Task objective - Reproduce the data below in full and exclude every picture.

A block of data
* Start *
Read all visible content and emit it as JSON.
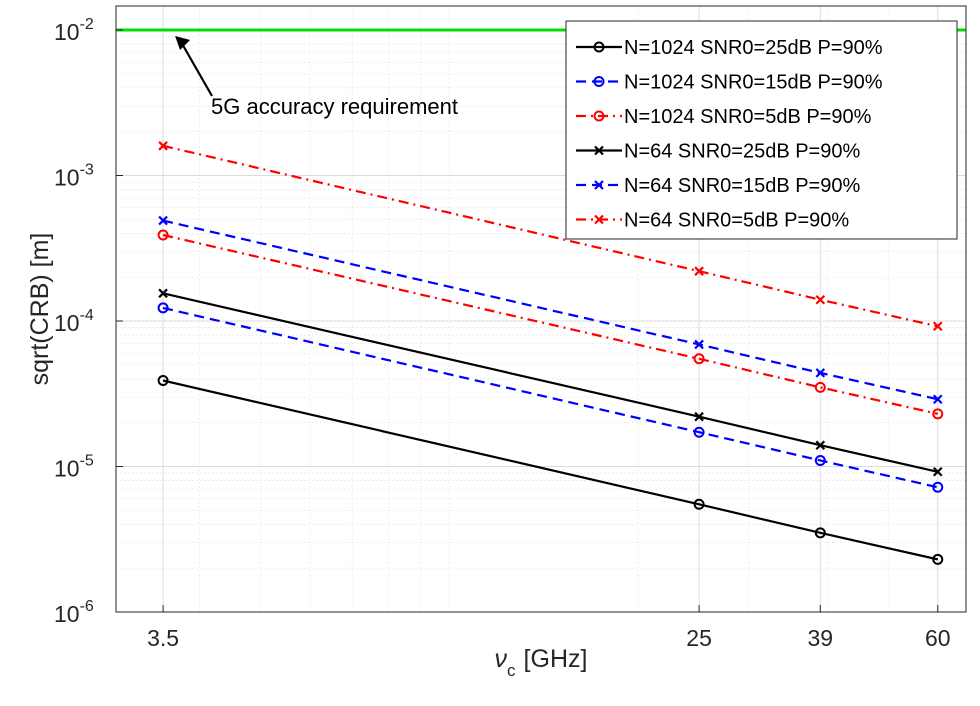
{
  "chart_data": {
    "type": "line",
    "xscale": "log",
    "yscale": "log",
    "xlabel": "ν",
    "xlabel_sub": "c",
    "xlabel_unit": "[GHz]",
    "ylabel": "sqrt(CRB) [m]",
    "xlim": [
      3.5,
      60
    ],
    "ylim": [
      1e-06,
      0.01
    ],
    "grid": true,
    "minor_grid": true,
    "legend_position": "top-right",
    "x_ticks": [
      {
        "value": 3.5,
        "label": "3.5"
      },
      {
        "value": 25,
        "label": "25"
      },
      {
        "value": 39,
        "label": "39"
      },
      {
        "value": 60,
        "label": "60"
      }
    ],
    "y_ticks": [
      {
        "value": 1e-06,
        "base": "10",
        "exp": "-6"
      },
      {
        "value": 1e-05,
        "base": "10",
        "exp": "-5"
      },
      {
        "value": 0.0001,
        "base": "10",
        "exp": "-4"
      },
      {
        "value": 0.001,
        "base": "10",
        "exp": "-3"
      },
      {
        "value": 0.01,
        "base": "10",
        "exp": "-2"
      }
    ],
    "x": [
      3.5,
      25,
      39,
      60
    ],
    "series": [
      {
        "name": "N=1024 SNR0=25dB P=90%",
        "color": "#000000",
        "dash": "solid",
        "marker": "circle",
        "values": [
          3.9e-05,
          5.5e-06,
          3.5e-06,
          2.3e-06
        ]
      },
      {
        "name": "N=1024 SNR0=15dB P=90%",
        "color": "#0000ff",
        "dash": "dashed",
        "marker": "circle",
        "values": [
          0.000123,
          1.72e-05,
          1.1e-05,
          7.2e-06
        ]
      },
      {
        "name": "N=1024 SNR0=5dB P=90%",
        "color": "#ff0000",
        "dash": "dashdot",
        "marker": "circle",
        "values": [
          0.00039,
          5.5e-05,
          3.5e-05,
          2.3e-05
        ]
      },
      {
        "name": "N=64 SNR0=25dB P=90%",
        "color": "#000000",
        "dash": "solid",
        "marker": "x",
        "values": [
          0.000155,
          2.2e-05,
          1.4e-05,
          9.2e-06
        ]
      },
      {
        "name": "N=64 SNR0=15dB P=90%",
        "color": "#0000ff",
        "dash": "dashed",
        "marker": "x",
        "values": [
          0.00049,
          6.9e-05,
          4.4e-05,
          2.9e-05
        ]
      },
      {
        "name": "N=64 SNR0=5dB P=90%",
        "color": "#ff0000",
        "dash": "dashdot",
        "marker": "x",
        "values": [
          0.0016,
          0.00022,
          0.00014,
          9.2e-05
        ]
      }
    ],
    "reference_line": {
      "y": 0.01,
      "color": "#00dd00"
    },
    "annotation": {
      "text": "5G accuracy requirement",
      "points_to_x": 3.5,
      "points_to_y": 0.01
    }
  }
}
* End *
Full output -
Read all visible content and emit it as JSON.
{
  "chart_data": {
    "type": "line",
    "xscale": "log",
    "yscale": "log",
    "xlabel": "ν",
    "xlabel_sub": "c",
    "xlabel_unit": "[GHz]",
    "ylabel": "sqrt(CRB) [m]",
    "xlim": [
      3.5,
      60
    ],
    "ylim": [
      1e-06,
      0.01
    ],
    "grid": true,
    "minor_grid": true,
    "legend_position": "top-right",
    "x_ticks": [
      {
        "value": 3.5,
        "label": "3.5"
      },
      {
        "value": 25,
        "label": "25"
      },
      {
        "value": 39,
        "label": "39"
      },
      {
        "value": 60,
        "label": "60"
      }
    ],
    "y_ticks": [
      {
        "value": 1e-06,
        "base": "10",
        "exp": "-6"
      },
      {
        "value": 1e-05,
        "base": "10",
        "exp": "-5"
      },
      {
        "value": 0.0001,
        "base": "10",
        "exp": "-4"
      },
      {
        "value": 0.001,
        "base": "10",
        "exp": "-3"
      },
      {
        "value": 0.01,
        "base": "10",
        "exp": "-2"
      }
    ],
    "x": [
      3.5,
      25,
      39,
      60
    ],
    "series": [
      {
        "name": "N=1024 SNR0=25dB P=90%",
        "color": "#000000",
        "dash": "solid",
        "marker": "circle",
        "values": [
          3.9e-05,
          5.5e-06,
          3.5e-06,
          2.3e-06
        ]
      },
      {
        "name": "N=1024 SNR0=15dB P=90%",
        "color": "#0000ff",
        "dash": "dashed",
        "marker": "circle",
        "values": [
          0.000123,
          1.72e-05,
          1.1e-05,
          7.2e-06
        ]
      },
      {
        "name": "N=1024 SNR0=5dB P=90%",
        "color": "#ff0000",
        "dash": "dashdot",
        "marker": "circle",
        "values": [
          0.00039,
          5.5e-05,
          3.5e-05,
          2.3e-05
        ]
      },
      {
        "name": "N=64 SNR0=25dB P=90%",
        "color": "#000000",
        "dash": "solid",
        "marker": "x",
        "values": [
          0.000155,
          2.2e-05,
          1.4e-05,
          9.2e-06
        ]
      },
      {
        "name": "N=64 SNR0=15dB P=90%",
        "color": "#0000ff",
        "dash": "dashed",
        "marker": "x",
        "values": [
          0.00049,
          6.9e-05,
          4.4e-05,
          2.9e-05
        ]
      },
      {
        "name": "N=64 SNR0=5dB P=90%",
        "color": "#ff0000",
        "dash": "dashdot",
        "marker": "x",
        "values": [
          0.0016,
          0.00022,
          0.00014,
          9.2e-05
        ]
      }
    ],
    "reference_line": {
      "y": 0.01,
      "color": "#00dd00"
    },
    "annotation": {
      "text": "5G accuracy requirement",
      "points_to_x": 3.5,
      "points_to_y": 0.01
    }
  }
}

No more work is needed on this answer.